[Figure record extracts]
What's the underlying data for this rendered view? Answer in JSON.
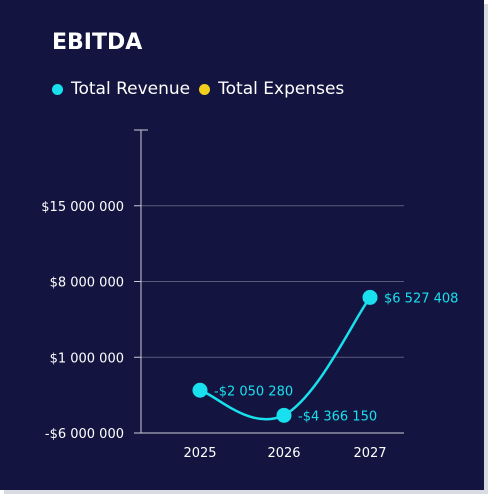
{
  "colors": {
    "background": "#131540",
    "revenue": "#19e0ee",
    "expenses": "#f2cf1d",
    "grid": "#5a5c7e",
    "axis": "#c9cad8"
  },
  "chart_data": {
    "type": "line",
    "title": "EBITDA",
    "legend_position": "top-left",
    "legend": [
      {
        "name": "Total Revenue",
        "color": "#19e0ee"
      },
      {
        "name": "Total Expenses",
        "color": "#f2cf1d"
      }
    ],
    "categories": [
      "2025",
      "2026",
      "2027"
    ],
    "y_ticks": [
      {
        "value": 15000000,
        "label": "$15 000 000"
      },
      {
        "value": 8000000,
        "label": "$8 000 000"
      },
      {
        "value": 1000000,
        "label": "$1 000 000"
      },
      {
        "value": -6000000,
        "label": "-$6 000 000"
      }
    ],
    "ylim": [
      -6000000,
      22000000
    ],
    "grid": true,
    "series": [
      {
        "values": [
          -2050280,
          -4366150,
          6527408
        ],
        "labels": [
          "-$2 050 280",
          "-$4 366 150",
          "$6 527 408"
        ],
        "color": "#19e0ee"
      }
    ]
  }
}
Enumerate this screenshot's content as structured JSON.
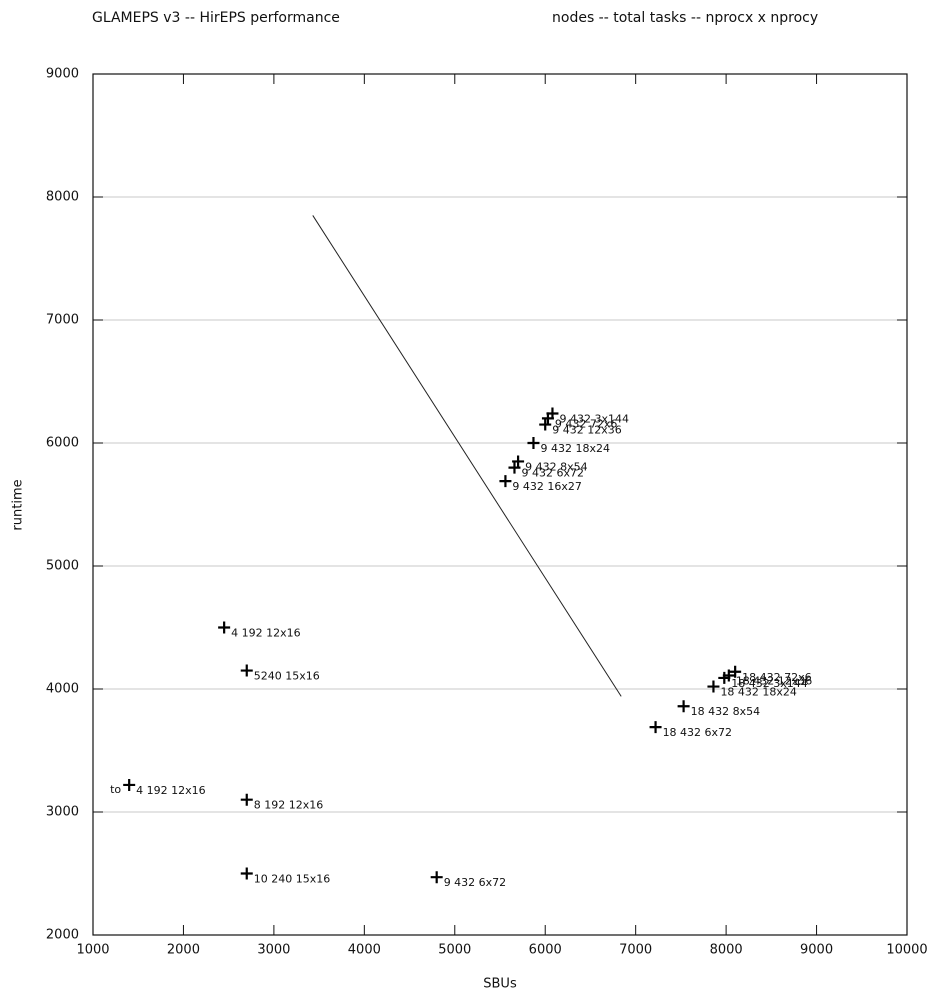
{
  "chart_data": {
    "type": "scatter",
    "title": "GLAMEPS v3 -- HirEPS performance",
    "subtitle": "nodes -- total tasks -- nprocx x nprocy",
    "x_label": "SBUs",
    "y_label": "runtime",
    "xlim": [
      1000,
      10000
    ],
    "ylim": [
      2000,
      9000
    ],
    "xticks": [
      1000,
      2000,
      3000,
      4000,
      5000,
      6000,
      7000,
      8000,
      9000,
      10000
    ],
    "yticks": [
      2000,
      3000,
      4000,
      5000,
      6000,
      7000,
      8000,
      9000
    ],
    "grid": true,
    "points": [
      {
        "x": 2450,
        "y": 4500,
        "label": "4 192 12x16",
        "color": "#111111"
      },
      {
        "x": 2700,
        "y": 4150,
        "label": "5240 15x16",
        "color": "#111111"
      },
      {
        "x": 1400,
        "y": 3220,
        "label": "4 192 12x16",
        "color": "#111111"
      },
      {
        "x": 2700,
        "y": 3100,
        "label": "8 192 12x16",
        "color": "#111111"
      },
      {
        "x": 2700,
        "y": 2500,
        "label": "10 240 15x16",
        "color": "#111111"
      },
      {
        "x": 4800,
        "y": 2470,
        "label": "9 432  6x72",
        "color": "#111111"
      },
      {
        "x": 6080,
        "y": 6240,
        "label": "9 432 3x144",
        "color": "#f0602a"
      },
      {
        "x": 6030,
        "y": 6200,
        "label": "9 432  72x6",
        "color": "#2a3cf0"
      },
      {
        "x": 6000,
        "y": 6150,
        "label": "9 432 12x36",
        "color": "#35b8f0"
      },
      {
        "x": 5870,
        "y": 6000,
        "label": "9 432 18x24",
        "color": "#35d035"
      },
      {
        "x": 5700,
        "y": 5850,
        "label": "9 432  8x54",
        "color": "#e020e0"
      },
      {
        "x": 5660,
        "y": 5800,
        "label": "9 432  6x72",
        "color": "#f02020"
      },
      {
        "x": 5560,
        "y": 5690,
        "label": "9 432 16x27",
        "color": "#111111"
      },
      {
        "x": 8100,
        "y": 4140,
        "label": "18 432  72x6",
        "color": "#2a3cf0"
      },
      {
        "x": 8030,
        "y": 4110,
        "label": "18 432 12x36",
        "color": "#35b8f0"
      },
      {
        "x": 7980,
        "y": 4090,
        "label": "18 432 3x144",
        "color": "#f0602a"
      },
      {
        "x": 7860,
        "y": 4020,
        "label": "18 432 18x24",
        "color": "#35d035"
      },
      {
        "x": 7530,
        "y": 3860,
        "label": "18 432  8x54",
        "color": "#e020e0"
      },
      {
        "x": 7220,
        "y": 3690,
        "label": "18 432  6x72",
        "color": "#f02020"
      }
    ],
    "annotations": [
      {
        "text": "to",
        "x": 1250,
        "y": 3180
      }
    ],
    "trend": {
      "x": [
        3430,
        6840
      ],
      "y": [
        7850,
        3940
      ]
    }
  }
}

- AIM
Pictures are excluded; repeat every record exactly.

- EXERCISE RESPONSE
What's the underlying data for this rendered view? Answer in JSON.
{
  "colors": {
    "background": "#131540",
    "revenue": "#19e0ee",
    "expenses": "#f2cf1d",
    "grid": "#5a5c7e",
    "axis": "#c9cad8"
  },
  "chart_data": {
    "type": "line",
    "title": "EBITDA",
    "legend_position": "top-left",
    "legend": [
      {
        "name": "Total Revenue",
        "color": "#19e0ee"
      },
      {
        "name": "Total Expenses",
        "color": "#f2cf1d"
      }
    ],
    "categories": [
      "2025",
      "2026",
      "2027"
    ],
    "y_ticks": [
      {
        "value": 15000000,
        "label": "$15 000 000"
      },
      {
        "value": 8000000,
        "label": "$8 000 000"
      },
      {
        "value": 1000000,
        "label": "$1 000 000"
      },
      {
        "value": -6000000,
        "label": "-$6 000 000"
      }
    ],
    "ylim": [
      -6000000,
      22000000
    ],
    "grid": true,
    "series": [
      {
        "values": [
          -2050280,
          -4366150,
          6527408
        ],
        "labels": [
          "-$2 050 280",
          "-$4 366 150",
          "$6 527 408"
        ],
        "color": "#19e0ee"
      }
    ]
  }
}
Enumerate this screenshot's content as structured JSON.
{
  "chart_data": {
    "type": "scatter",
    "title": "GLAMEPS v3 -- HirEPS performance",
    "subtitle": "nodes -- total tasks -- nprocx x nprocy",
    "x_label": "SBUs",
    "y_label": "runtime",
    "xlim": [
      1000,
      10000
    ],
    "ylim": [
      2000,
      9000
    ],
    "xticks": [
      1000,
      2000,
      3000,
      4000,
      5000,
      6000,
      7000,
      8000,
      9000,
      10000
    ],
    "yticks": [
      2000,
      3000,
      4000,
      5000,
      6000,
      7000,
      8000,
      9000
    ],
    "grid": true,
    "points": [
      {
        "x": 2450,
        "y": 4500,
        "label": "4 192 12x16",
        "color": "#111111"
      },
      {
        "x": 2700,
        "y": 4150,
        "label": "5240 15x16",
        "color": "#111111"
      },
      {
        "x": 1400,
        "y": 3220,
        "label": "4 192 12x16",
        "color": "#111111"
      },
      {
        "x": 2700,
        "y": 3100,
        "label": "8 192 12x16",
        "color": "#111111"
      },
      {
        "x": 2700,
        "y": 2500,
        "label": "10 240 15x16",
        "color": "#111111"
      },
      {
        "x": 4800,
        "y": 2470,
        "label": "9 432  6x72",
        "color": "#111111"
      },
      {
        "x": 6080,
        "y": 6240,
        "label": "9 432 3x144",
        "color": "#f0602a"
      },
      {
        "x": 6030,
        "y": 6200,
        "label": "9 432  72x6",
        "color": "#2a3cf0"
      },
      {
        "x": 6000,
        "y": 6150,
        "label": "9 432 12x36",
        "color": "#35b8f0"
      },
      {
        "x": 5870,
        "y": 6000,
        "label": "9 432 18x24",
        "color": "#35d035"
      },
      {
        "x": 5700,
        "y": 5850,
        "label": "9 432  8x54",
        "color": "#e020e0"
      },
      {
        "x": 5660,
        "y": 5800,
        "label": "9 432  6x72",
        "color": "#f02020"
      },
      {
        "x": 5560,
        "y": 5690,
        "label": "9 432 16x27",
        "color": "#111111"
      },
      {
        "x": 8100,
        "y": 4140,
        "label": "18 432  72x6",
        "color": "#2a3cf0"
      },
      {
        "x": 8030,
        "y": 4110,
        "label": "18 432 12x36",
        "color": "#35b8f0"
      },
      {
        "x": 7980,
        "y": 4090,
        "label": "18 432 3x144",
        "color": "#f0602a"
      },
      {
        "x": 7860,
        "y": 4020,
        "label": "18 432 18x24",
        "color": "#35d035"
      },
      {
        "x": 7530,
        "y": 3860,
        "label": "18 432  8x54",
        "color": "#e020e0"
      },
      {
        "x": 7220,
        "y": 3690,
        "label": "18 432  6x72",
        "color": "#f02020"
      }
    ],
    "annotations": [
      {
        "text": "to",
        "x": 1250,
        "y": 3180
      }
    ],
    "trend": {
      "x": [
        3430,
        6840
      ],
      "y": [
        7850,
        3940
      ]
    }
  }
}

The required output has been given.